AIM:
Scan the material and copy every line in which "MALE" appears.

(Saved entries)
══════════

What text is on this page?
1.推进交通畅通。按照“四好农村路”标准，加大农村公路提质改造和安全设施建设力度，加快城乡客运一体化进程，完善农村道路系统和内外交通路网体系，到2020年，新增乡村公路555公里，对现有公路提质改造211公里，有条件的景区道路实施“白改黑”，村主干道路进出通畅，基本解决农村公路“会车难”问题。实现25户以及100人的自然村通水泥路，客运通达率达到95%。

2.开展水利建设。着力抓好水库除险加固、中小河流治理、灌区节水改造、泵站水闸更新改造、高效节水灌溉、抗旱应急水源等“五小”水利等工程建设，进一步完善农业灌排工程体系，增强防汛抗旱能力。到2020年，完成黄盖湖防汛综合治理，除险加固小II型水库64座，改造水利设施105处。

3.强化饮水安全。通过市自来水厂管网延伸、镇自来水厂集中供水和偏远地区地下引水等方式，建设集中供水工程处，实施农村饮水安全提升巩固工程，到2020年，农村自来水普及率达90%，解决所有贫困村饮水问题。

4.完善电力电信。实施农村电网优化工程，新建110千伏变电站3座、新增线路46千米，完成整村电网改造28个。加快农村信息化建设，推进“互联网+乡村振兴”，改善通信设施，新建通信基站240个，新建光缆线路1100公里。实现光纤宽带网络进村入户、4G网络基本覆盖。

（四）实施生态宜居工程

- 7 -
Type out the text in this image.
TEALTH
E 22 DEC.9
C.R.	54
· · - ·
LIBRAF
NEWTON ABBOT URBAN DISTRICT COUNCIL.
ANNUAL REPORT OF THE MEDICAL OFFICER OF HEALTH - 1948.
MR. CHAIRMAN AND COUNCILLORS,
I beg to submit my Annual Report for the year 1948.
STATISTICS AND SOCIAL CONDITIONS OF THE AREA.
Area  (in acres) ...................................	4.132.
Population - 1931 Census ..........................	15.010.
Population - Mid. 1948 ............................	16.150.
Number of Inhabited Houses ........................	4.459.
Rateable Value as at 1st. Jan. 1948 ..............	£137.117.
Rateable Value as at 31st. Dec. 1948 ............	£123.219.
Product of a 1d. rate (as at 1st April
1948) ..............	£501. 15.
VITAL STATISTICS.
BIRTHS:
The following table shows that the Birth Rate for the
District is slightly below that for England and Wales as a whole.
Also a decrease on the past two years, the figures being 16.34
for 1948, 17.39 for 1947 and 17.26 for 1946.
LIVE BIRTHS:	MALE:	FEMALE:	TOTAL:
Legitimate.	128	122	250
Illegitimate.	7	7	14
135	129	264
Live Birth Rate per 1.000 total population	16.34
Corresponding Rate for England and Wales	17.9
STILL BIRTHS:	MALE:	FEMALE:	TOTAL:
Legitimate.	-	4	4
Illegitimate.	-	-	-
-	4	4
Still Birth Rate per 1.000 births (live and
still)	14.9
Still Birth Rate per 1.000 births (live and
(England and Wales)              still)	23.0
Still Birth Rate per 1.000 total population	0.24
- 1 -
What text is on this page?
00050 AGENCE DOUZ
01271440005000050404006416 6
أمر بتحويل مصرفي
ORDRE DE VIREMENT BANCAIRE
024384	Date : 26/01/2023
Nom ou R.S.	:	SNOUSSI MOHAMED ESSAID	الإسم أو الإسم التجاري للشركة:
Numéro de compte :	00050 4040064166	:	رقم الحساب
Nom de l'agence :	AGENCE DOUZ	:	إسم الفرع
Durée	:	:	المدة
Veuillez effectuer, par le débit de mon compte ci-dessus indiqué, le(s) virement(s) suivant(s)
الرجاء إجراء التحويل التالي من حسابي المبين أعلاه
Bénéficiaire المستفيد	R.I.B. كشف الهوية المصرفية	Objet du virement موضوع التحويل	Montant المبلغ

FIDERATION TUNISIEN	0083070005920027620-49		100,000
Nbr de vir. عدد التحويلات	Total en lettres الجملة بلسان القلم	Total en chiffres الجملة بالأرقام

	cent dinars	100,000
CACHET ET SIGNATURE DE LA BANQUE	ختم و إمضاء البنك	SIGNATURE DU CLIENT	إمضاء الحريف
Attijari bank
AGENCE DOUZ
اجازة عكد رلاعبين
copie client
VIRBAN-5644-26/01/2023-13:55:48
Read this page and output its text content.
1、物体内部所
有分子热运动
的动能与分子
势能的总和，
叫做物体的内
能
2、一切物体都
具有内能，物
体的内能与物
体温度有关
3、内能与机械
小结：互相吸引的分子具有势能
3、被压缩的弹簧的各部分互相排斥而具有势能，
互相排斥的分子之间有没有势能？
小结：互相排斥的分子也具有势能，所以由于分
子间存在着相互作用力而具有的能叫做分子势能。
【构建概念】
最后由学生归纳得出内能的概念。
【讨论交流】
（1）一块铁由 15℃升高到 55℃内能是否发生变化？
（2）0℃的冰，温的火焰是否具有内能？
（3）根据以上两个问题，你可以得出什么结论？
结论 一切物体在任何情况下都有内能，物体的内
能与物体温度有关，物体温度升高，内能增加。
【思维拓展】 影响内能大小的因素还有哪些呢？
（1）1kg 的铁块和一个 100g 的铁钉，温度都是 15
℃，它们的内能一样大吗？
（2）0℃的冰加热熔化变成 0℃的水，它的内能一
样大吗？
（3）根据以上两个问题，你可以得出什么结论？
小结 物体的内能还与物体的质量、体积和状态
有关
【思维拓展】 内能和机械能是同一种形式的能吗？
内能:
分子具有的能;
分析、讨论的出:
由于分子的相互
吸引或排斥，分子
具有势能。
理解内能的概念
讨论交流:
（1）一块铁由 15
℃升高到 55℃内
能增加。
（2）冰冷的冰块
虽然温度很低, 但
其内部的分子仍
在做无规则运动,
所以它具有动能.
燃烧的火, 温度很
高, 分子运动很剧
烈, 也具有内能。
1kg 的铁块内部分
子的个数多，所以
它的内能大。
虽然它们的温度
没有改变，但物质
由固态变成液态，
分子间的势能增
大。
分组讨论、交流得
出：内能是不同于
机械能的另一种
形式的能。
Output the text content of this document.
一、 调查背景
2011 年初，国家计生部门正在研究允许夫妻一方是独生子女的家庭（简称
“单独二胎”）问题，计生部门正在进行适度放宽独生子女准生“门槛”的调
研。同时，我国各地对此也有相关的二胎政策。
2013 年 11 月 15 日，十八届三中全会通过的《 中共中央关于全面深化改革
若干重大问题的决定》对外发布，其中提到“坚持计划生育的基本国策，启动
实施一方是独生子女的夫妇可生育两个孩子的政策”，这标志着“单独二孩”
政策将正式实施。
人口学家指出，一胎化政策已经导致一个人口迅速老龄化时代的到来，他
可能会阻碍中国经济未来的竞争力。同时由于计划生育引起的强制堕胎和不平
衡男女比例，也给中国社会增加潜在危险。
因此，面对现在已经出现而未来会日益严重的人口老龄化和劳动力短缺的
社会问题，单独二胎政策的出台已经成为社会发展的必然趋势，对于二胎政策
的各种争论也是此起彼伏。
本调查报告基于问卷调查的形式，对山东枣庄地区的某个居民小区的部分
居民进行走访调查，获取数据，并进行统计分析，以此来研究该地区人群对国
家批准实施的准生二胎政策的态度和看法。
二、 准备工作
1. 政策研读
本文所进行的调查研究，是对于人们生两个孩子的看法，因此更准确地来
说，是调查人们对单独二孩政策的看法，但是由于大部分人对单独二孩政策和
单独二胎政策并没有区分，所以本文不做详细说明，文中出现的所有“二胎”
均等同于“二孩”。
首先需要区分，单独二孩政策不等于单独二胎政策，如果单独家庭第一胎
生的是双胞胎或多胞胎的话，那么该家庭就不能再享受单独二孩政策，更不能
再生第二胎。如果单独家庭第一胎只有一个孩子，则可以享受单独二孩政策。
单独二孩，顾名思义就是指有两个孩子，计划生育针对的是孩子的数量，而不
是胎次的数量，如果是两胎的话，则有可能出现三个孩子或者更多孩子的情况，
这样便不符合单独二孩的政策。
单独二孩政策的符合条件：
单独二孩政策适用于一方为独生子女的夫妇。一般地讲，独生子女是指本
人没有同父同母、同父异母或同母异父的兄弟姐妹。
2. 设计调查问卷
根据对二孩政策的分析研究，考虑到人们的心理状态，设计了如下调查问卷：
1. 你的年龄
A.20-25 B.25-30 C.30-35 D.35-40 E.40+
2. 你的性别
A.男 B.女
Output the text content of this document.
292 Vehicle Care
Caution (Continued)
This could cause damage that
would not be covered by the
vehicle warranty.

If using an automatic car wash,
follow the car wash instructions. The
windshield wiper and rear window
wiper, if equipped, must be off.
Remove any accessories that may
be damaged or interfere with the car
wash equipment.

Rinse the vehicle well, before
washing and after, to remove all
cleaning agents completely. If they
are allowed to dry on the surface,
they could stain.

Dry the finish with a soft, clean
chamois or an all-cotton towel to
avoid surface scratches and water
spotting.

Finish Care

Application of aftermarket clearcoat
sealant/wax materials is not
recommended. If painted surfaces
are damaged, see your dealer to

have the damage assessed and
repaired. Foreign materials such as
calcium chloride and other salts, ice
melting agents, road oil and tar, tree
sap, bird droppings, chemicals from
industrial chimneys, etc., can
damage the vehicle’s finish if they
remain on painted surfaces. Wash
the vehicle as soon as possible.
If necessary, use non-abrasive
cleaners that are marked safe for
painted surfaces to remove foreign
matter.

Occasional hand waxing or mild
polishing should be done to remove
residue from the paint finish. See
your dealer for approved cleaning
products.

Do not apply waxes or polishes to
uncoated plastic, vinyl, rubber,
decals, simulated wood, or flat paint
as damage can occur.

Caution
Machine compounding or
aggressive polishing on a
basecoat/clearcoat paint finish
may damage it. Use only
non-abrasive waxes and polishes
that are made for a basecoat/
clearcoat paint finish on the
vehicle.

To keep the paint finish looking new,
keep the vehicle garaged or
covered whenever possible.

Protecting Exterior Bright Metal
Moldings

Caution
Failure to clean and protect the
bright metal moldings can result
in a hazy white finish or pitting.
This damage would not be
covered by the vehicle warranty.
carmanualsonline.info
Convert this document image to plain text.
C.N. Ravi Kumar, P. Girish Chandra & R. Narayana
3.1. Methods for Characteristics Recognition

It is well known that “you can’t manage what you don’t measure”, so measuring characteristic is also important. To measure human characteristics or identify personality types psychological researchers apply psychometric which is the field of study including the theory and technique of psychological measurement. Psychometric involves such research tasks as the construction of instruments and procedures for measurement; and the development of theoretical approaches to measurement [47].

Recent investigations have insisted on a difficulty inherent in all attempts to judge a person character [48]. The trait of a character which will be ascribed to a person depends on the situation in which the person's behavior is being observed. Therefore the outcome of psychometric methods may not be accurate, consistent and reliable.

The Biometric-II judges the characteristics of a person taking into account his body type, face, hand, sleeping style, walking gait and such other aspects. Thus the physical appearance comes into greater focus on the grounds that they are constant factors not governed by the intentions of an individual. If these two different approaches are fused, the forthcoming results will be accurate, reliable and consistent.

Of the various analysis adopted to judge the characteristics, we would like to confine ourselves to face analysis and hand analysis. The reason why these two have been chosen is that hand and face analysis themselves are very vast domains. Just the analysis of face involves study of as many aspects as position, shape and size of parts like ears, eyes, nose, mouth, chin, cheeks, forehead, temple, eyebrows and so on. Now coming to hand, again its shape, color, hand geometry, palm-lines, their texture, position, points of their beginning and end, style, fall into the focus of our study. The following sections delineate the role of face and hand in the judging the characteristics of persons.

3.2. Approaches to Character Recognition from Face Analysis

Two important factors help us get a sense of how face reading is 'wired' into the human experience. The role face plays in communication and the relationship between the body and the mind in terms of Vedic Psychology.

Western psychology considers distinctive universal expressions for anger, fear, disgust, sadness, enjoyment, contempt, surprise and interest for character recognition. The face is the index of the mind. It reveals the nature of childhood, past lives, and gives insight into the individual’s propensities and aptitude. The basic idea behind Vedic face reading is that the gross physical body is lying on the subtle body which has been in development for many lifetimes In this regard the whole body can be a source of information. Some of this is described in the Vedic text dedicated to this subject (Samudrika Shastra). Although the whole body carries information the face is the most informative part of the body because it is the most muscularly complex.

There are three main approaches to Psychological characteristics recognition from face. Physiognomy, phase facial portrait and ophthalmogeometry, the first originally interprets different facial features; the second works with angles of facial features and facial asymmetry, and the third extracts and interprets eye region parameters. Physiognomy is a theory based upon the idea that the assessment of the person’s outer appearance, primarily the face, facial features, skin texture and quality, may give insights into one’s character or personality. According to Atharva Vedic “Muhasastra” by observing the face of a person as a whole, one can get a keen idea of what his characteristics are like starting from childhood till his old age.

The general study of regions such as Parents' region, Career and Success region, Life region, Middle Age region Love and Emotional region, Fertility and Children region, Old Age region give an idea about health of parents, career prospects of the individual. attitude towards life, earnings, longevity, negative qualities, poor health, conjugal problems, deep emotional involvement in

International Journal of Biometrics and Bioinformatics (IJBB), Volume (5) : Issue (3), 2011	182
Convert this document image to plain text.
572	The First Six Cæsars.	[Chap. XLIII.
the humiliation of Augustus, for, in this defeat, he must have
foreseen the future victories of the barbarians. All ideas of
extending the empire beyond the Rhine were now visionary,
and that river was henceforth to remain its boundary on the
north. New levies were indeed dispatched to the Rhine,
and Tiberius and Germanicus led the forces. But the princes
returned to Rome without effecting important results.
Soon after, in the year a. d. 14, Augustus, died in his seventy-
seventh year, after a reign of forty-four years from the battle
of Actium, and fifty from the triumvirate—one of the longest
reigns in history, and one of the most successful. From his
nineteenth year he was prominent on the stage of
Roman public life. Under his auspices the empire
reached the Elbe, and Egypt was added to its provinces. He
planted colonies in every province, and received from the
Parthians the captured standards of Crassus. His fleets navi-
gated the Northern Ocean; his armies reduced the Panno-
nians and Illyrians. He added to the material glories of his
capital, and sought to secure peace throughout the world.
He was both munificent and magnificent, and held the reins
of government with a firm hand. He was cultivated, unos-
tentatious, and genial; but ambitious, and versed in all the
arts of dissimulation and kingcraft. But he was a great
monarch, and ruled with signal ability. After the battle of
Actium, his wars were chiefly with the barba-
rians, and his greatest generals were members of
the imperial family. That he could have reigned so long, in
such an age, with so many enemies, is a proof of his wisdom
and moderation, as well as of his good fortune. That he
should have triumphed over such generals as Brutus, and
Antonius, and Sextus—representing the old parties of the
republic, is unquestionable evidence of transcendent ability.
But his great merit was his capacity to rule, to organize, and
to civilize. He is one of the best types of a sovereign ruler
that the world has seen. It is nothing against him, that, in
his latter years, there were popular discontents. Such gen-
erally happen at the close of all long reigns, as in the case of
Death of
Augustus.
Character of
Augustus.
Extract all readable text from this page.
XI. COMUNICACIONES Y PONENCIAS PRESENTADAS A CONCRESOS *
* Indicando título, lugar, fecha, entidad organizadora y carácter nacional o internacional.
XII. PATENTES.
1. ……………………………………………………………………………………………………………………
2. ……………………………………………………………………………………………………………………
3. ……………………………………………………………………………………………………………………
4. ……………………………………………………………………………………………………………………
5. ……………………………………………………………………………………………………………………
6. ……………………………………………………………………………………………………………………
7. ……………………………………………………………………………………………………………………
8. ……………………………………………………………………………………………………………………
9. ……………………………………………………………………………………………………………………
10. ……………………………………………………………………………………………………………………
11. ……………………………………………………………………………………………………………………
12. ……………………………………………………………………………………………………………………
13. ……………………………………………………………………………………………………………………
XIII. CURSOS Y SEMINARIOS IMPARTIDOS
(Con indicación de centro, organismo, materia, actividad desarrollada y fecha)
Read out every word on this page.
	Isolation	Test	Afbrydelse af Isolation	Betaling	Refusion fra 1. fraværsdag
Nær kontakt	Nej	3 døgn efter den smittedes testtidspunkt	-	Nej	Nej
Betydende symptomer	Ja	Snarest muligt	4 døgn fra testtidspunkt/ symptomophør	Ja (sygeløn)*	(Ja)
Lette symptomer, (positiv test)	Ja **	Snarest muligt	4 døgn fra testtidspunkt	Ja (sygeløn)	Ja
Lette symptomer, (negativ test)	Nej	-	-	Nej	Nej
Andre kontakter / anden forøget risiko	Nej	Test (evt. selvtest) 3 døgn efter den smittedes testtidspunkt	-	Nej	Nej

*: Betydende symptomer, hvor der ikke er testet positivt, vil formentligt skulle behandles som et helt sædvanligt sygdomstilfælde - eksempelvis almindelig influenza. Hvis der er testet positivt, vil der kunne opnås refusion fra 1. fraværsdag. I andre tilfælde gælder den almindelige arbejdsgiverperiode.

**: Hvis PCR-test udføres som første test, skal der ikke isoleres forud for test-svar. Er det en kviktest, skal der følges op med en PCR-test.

══════════

EXERCISE RESPONSE:
LIVE BIRTHS:	MALE:	FEMALE:	TOTAL:
STILL BIRTHS:	MALE:	FEMALE:	TOTAL:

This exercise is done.